** begin **

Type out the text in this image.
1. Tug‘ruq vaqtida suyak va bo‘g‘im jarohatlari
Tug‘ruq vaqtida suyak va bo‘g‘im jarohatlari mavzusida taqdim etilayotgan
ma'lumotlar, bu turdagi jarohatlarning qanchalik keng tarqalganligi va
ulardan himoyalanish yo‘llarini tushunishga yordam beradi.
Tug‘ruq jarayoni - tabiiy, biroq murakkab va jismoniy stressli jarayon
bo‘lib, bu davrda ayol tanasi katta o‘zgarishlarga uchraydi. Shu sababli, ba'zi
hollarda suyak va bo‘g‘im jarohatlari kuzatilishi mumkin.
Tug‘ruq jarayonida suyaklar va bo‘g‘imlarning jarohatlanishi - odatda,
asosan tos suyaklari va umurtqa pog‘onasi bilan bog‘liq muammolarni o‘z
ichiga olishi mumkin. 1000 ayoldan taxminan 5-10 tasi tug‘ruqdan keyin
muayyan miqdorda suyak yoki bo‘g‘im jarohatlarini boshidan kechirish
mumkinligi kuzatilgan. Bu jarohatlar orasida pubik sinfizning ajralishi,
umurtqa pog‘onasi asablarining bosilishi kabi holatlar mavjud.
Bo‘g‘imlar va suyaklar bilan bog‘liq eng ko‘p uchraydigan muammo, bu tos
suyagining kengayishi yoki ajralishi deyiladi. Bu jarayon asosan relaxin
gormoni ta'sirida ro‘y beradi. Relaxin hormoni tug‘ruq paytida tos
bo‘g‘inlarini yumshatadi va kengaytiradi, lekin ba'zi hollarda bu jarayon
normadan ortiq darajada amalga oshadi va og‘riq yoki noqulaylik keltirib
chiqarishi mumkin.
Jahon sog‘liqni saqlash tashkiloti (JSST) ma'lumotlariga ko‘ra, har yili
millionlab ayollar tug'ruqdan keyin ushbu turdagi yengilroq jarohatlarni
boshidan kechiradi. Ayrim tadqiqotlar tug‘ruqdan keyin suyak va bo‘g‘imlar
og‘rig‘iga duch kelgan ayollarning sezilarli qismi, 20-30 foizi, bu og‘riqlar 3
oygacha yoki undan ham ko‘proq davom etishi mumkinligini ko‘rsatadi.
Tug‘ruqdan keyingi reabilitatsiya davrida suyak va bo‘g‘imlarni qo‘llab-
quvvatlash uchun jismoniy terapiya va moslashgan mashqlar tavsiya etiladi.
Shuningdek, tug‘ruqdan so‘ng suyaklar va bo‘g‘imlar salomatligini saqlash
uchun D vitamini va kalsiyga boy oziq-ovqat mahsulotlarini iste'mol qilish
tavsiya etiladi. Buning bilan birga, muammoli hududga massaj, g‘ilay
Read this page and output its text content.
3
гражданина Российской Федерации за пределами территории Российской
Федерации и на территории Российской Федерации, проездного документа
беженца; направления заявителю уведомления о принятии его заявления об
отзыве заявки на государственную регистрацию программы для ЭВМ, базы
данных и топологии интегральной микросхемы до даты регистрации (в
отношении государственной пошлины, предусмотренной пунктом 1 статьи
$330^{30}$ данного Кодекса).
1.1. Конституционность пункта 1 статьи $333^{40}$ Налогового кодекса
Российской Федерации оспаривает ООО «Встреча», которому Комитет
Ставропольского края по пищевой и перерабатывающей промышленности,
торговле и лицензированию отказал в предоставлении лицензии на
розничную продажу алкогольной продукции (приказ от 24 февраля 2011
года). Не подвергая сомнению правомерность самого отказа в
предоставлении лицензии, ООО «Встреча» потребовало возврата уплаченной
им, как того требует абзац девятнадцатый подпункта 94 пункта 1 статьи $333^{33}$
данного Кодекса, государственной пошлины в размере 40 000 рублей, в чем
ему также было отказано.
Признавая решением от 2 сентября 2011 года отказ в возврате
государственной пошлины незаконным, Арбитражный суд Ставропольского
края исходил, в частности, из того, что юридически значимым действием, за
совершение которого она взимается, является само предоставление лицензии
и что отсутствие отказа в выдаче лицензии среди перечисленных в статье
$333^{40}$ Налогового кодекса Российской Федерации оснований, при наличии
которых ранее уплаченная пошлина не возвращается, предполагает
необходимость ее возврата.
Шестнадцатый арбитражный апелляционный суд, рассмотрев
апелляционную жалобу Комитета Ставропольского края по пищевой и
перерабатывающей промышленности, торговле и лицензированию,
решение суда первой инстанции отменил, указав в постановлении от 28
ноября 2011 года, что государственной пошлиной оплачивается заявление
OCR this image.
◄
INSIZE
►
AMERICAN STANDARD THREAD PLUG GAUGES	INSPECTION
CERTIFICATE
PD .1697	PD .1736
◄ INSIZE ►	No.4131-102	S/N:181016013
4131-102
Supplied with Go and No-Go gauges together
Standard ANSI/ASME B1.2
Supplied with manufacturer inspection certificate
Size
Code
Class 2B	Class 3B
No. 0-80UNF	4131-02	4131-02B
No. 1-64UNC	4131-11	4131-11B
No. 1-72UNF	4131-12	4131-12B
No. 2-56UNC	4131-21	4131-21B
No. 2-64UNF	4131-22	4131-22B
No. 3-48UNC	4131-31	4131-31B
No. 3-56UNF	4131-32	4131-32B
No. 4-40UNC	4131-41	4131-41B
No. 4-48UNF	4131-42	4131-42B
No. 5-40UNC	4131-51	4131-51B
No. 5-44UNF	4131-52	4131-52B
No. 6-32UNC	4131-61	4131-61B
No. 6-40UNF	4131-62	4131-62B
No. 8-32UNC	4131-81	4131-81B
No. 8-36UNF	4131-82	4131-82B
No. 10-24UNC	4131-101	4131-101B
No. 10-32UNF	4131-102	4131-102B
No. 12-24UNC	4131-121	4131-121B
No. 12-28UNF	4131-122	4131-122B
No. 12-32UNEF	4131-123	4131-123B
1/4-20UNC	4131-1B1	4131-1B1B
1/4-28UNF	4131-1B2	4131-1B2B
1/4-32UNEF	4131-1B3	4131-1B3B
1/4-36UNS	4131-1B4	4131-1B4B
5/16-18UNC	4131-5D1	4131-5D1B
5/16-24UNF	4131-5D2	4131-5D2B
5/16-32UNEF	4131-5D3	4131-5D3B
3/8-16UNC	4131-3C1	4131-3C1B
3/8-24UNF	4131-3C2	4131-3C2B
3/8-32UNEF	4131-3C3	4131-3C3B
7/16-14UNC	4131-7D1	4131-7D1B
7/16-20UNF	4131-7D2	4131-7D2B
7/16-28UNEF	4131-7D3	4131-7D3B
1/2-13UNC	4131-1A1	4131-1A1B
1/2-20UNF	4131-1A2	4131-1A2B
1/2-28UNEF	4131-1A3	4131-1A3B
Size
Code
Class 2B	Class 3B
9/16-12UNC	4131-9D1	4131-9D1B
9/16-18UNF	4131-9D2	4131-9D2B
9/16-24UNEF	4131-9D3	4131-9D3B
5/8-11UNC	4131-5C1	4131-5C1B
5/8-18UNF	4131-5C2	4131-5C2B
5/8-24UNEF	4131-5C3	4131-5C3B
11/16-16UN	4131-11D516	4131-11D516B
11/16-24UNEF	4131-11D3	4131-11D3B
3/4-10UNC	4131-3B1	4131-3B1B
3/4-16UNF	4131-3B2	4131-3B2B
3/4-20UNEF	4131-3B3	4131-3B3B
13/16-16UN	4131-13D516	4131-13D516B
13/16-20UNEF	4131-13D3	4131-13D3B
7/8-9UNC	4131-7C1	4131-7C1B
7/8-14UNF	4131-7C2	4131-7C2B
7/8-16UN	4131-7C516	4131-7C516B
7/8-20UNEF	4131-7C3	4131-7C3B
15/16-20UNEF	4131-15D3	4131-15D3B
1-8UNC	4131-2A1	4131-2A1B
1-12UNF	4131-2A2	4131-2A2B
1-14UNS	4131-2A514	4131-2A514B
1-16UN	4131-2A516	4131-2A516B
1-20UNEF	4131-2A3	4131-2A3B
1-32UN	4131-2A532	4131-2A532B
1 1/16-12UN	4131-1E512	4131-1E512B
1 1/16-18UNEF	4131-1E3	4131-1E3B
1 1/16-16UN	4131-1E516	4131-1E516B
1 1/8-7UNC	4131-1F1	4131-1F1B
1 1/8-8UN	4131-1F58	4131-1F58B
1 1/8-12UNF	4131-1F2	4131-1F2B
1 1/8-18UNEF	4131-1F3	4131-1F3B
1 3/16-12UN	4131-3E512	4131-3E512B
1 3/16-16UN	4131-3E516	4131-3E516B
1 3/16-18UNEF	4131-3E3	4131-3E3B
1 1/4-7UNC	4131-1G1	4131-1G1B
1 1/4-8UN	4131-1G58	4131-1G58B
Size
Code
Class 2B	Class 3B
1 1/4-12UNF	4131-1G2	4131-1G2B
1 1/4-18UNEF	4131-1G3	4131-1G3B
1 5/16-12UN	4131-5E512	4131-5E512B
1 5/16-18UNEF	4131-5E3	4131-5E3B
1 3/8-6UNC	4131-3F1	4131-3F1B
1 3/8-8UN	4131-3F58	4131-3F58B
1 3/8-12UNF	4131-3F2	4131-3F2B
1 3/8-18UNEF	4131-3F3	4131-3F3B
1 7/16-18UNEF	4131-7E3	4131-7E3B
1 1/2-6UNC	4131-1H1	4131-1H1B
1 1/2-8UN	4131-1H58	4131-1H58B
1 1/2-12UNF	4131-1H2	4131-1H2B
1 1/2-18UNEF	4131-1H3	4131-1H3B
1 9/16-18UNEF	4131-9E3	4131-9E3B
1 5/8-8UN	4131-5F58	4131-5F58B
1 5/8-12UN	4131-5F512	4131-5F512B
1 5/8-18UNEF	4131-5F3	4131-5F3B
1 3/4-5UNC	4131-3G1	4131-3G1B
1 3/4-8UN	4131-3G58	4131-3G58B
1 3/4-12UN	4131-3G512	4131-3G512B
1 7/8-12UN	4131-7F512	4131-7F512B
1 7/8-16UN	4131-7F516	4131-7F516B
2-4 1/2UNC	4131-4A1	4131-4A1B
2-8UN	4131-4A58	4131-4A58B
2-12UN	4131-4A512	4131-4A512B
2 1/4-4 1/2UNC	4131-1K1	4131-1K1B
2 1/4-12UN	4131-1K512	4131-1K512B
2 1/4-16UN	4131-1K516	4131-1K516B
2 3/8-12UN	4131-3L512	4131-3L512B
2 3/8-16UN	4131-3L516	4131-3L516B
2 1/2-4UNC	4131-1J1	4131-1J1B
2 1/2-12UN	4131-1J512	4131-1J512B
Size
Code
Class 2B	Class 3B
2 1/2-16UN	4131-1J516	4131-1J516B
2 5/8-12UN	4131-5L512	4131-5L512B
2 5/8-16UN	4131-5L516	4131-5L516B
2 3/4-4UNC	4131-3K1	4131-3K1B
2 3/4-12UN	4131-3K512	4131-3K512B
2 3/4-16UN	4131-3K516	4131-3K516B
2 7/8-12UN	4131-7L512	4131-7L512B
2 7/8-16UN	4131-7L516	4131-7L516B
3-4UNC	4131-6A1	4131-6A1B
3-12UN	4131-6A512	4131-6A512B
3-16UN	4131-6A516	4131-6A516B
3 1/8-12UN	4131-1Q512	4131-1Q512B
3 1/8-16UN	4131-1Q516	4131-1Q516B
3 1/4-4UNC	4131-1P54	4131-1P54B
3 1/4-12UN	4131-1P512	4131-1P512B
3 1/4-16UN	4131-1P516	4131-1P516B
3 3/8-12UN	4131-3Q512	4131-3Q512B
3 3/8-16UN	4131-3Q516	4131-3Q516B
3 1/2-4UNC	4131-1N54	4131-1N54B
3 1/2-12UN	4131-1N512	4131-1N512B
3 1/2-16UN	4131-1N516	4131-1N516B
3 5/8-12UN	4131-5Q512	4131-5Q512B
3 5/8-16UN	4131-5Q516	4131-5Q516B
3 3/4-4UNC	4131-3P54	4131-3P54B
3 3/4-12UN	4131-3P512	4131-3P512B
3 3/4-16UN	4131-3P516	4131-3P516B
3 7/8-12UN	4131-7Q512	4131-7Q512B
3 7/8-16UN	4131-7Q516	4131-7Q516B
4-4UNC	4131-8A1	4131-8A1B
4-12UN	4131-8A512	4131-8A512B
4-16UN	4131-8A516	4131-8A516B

** end **

→ Given task: Find the lines above that contain the word "ajralishi" and collect them.

→ Solution to the problem:
mumkinligi kuzatilgan. Bu jarohatlar orasida pubik sinfizning ajralishi,
suyagining kengayishi yoki ajralishi deyiladi. Bu jarayon asosan relaxin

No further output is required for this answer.